[Collected data entries]
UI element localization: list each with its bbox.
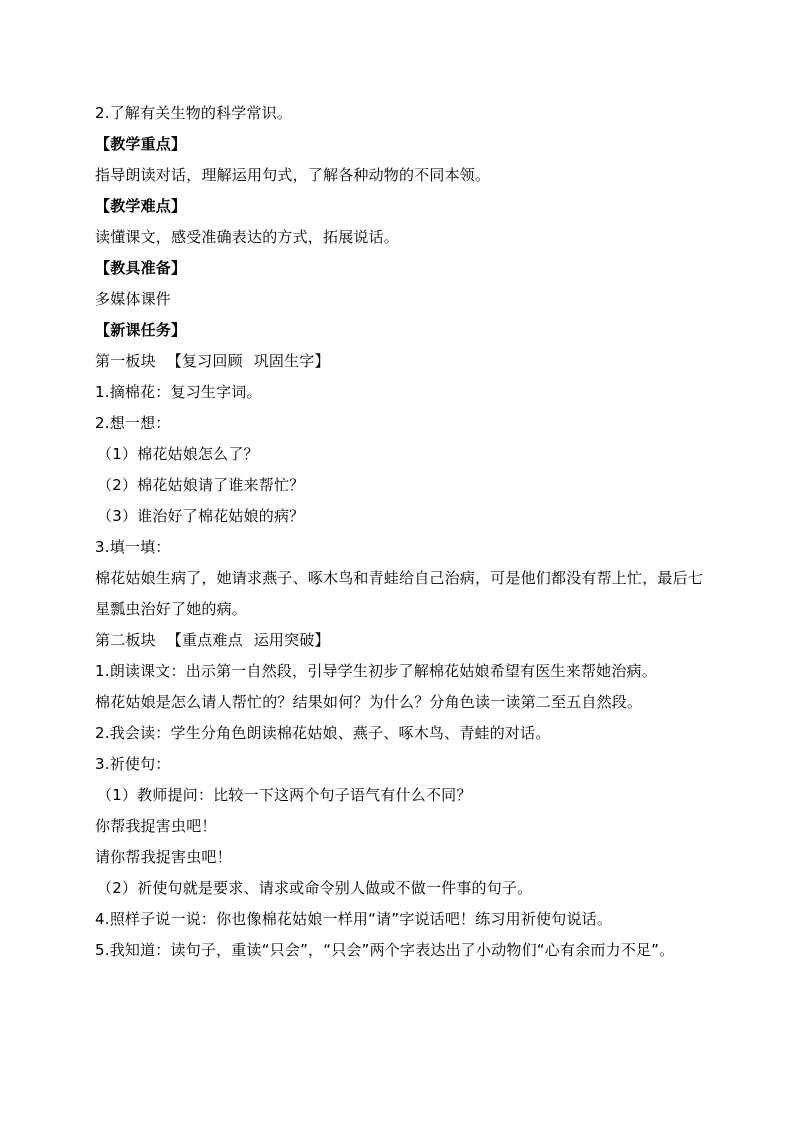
heading-difficulties: 【教学难点】	[95, 197, 187, 215]
section-2-item-4: 4.照样子说一说：你也像棉花姑娘一样用“请”字说话吧！练习用祈使句说话。	[95, 910, 613, 928]
section-2-title: 第二板块 【重点难点 运用突破】	[95, 631, 330, 649]
section-2-item-3: 3.祈使句：	[95, 755, 171, 773]
objective-2: 2.了解有关生物的科学常识。	[95, 104, 293, 122]
heading-new-lesson: 【新课任务】	[95, 321, 187, 339]
example-sentence-1: 你帮我捉害虫吧！	[95, 817, 217, 835]
section-2-item-2: 2.我会读：学生分角色朗读棉花姑娘、燕子、啄木鸟、青蛙的对话。	[95, 724, 551, 742]
imperative-definition: （2）祈使句就是要求、请求或命令别人做或不做一件事的句子。	[97, 879, 533, 897]
question-2: （2）棉花姑娘请了谁来帮忙？	[97, 476, 305, 494]
example-sentence-2: 请你帮我捉害虫吧！	[95, 848, 232, 866]
heading-materials: 【教具准备】	[95, 259, 187, 277]
section-1-item-1: 1.摘棉花：复习生字词。	[95, 383, 262, 401]
document-page	[95, 98, 705, 966]
section-2-item-5: 5.我知道：读句子，重读“只会”，“只会”两个字表达出了小动物们“心有余而力不足”。	[95, 941, 675, 959]
materials-text: 多媒体课件	[95, 290, 172, 308]
section-1-title: 第一板块 【复习回顾 巩固生字】	[95, 352, 330, 370]
question-3: （3）谁治好了棉花姑娘的病？	[97, 507, 305, 525]
heading-key-points: 【教学重点】	[95, 135, 187, 153]
key-points-text: 指导朗读对话，理解运用句式，了解各种动物的不同本领。	[95, 166, 491, 184]
fill-in-paragraph: 棉花姑娘生病了，她请求燕子、啄木鸟和青蛙给自己治病，可是他们都没有帮上忙，最后七星瓢虫治好了她的病。	[95, 569, 704, 618]
section-1-item-2: 2.想一想：	[95, 414, 171, 432]
question-1: （1）棉花姑娘怎么了？	[97, 445, 259, 463]
section-2-item-1-cont: 棉花姑娘是怎么请人帮忙的？结果如何？为什么？分角色读一读第二至五自然段。	[95, 693, 643, 711]
difficulties-text: 读懂课文，感受准确表达的方式，拓展说话。	[95, 228, 400, 246]
section-2-item-1: 1.朗读课文：出示第一自然段，引导学生初步了解棉花姑娘希望有医生来帮她治病。	[95, 662, 657, 680]
imperative-question: （1）教师提问：比较一下这两个句子语气有什么不同？	[97, 786, 472, 804]
section-1-item-3: 3.填一填：	[95, 538, 171, 556]
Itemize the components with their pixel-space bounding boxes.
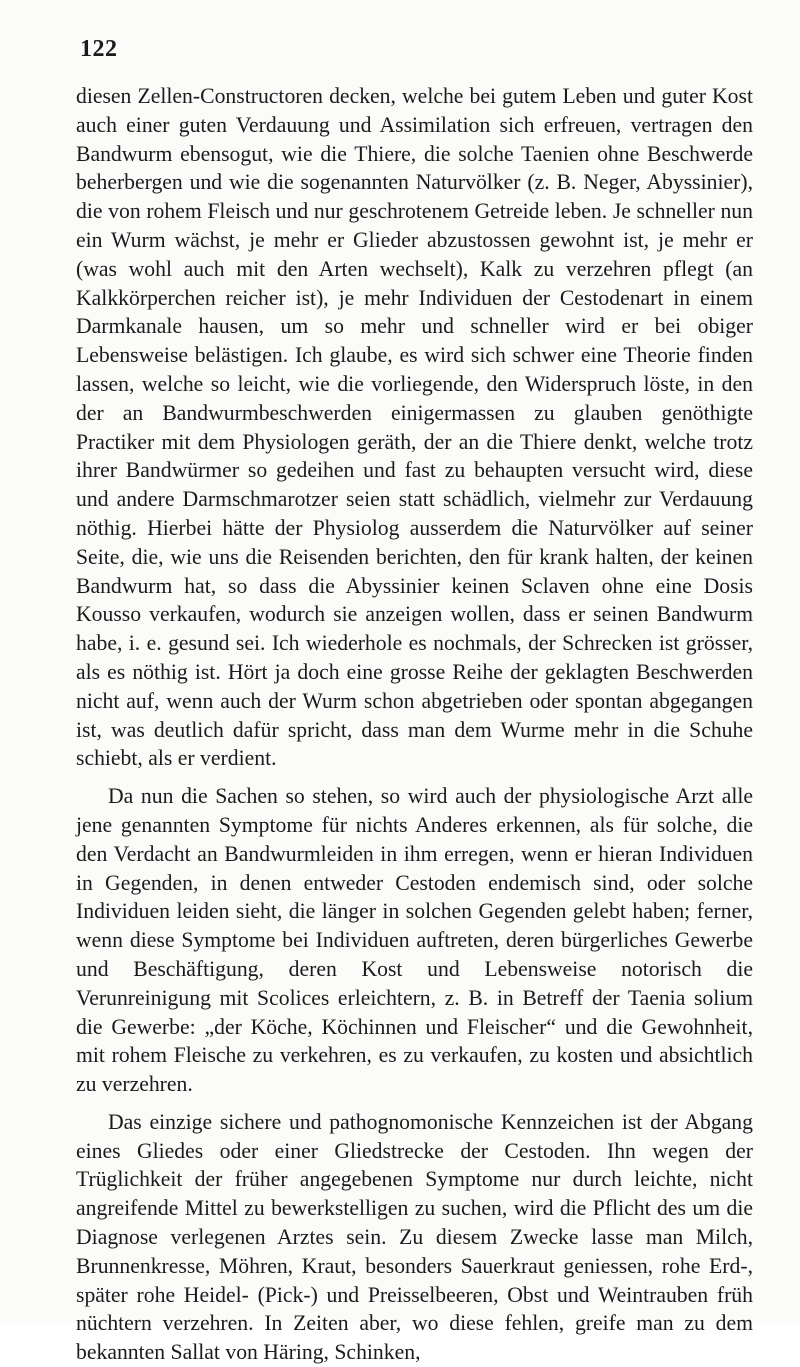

DO THIS: Reproduce every line of the entries above without any change, leaving out the pictures.

TASK RESPONSE:
UI element localization: list each with its bbox.
heading-difficulties: 【教学难点】	[95, 197, 187, 215]
section-2-item-4: 4.照样子说一说：你也像棉花姑娘一样用“请”字说话吧！练习用祈使句说话。	[95, 910, 613, 928]
section-2-title: 第二板块 【重点难点 运用突破】	[95, 631, 330, 649]
section-2-item-3: 3.祈使句：	[95, 755, 171, 773]
objective-2: 2.了解有关生物的科学常识。	[95, 104, 293, 122]
heading-new-lesson: 【新课任务】	[95, 321, 187, 339]
example-sentence-1: 你帮我捉害虫吧！	[95, 817, 217, 835]
section-2-item-2: 2.我会读：学生分角色朗读棉花姑娘、燕子、啄木鸟、青蛙的对话。	[95, 724, 551, 742]
imperative-definition: （2）祈使句就是要求、请求或命令别人做或不做一件事的句子。	[97, 879, 533, 897]
question-2: （2）棉花姑娘请了谁来帮忙？	[97, 476, 305, 494]
example-sentence-2: 请你帮我捉害虫吧！	[95, 848, 232, 866]
heading-materials: 【教具准备】	[95, 259, 187, 277]
section-1-item-1: 1.摘棉花：复习生字词。	[95, 383, 262, 401]
document-page	[95, 98, 705, 966]
section-2-item-5: 5.我知道：读句子，重读“只会”，“只会”两个字表达出了小动物们“心有余而力不足”。	[95, 941, 675, 959]
materials-text: 多媒体课件	[95, 290, 172, 308]
section-1-title: 第一板块 【复习回顾 巩固生字】	[95, 352, 330, 370]
question-3: （3）谁治好了棉花姑娘的病？	[97, 507, 305, 525]
heading-key-points: 【教学重点】	[95, 135, 187, 153]
key-points-text: 指导朗读对话，理解运用句式，了解各种动物的不同本领。	[95, 166, 491, 184]
fill-in-paragraph: 棉花姑娘生病了，她请求燕子、啄木鸟和青蛙给自己治病，可是他们都没有帮上忙，最后七星瓢虫治好了她的病。	[95, 569, 704, 618]
section-1-item-2: 2.想一想：	[95, 414, 171, 432]
question-1: （1）棉花姑娘怎么了？	[97, 445, 259, 463]
section-2-item-1-cont: 棉花姑娘是怎么请人帮忙的？结果如何？为什么？分角色读一读第二至五自然段。	[95, 693, 643, 711]
difficulties-text: 读懂课文，感受准确表达的方式，拓展说话。	[95, 228, 400, 246]
section-2-item-1: 1.朗读课文：出示第一自然段，引导学生初步了解棉花姑娘希望有医生来帮她治病。	[95, 662, 657, 680]
imperative-question: （1）教师提问：比较一下这两个句子语气有什么不同？	[97, 786, 472, 804]
section-1-item-3: 3.填一填：	[95, 538, 171, 556]
Itemize the components with their pixel-space bounding boxes.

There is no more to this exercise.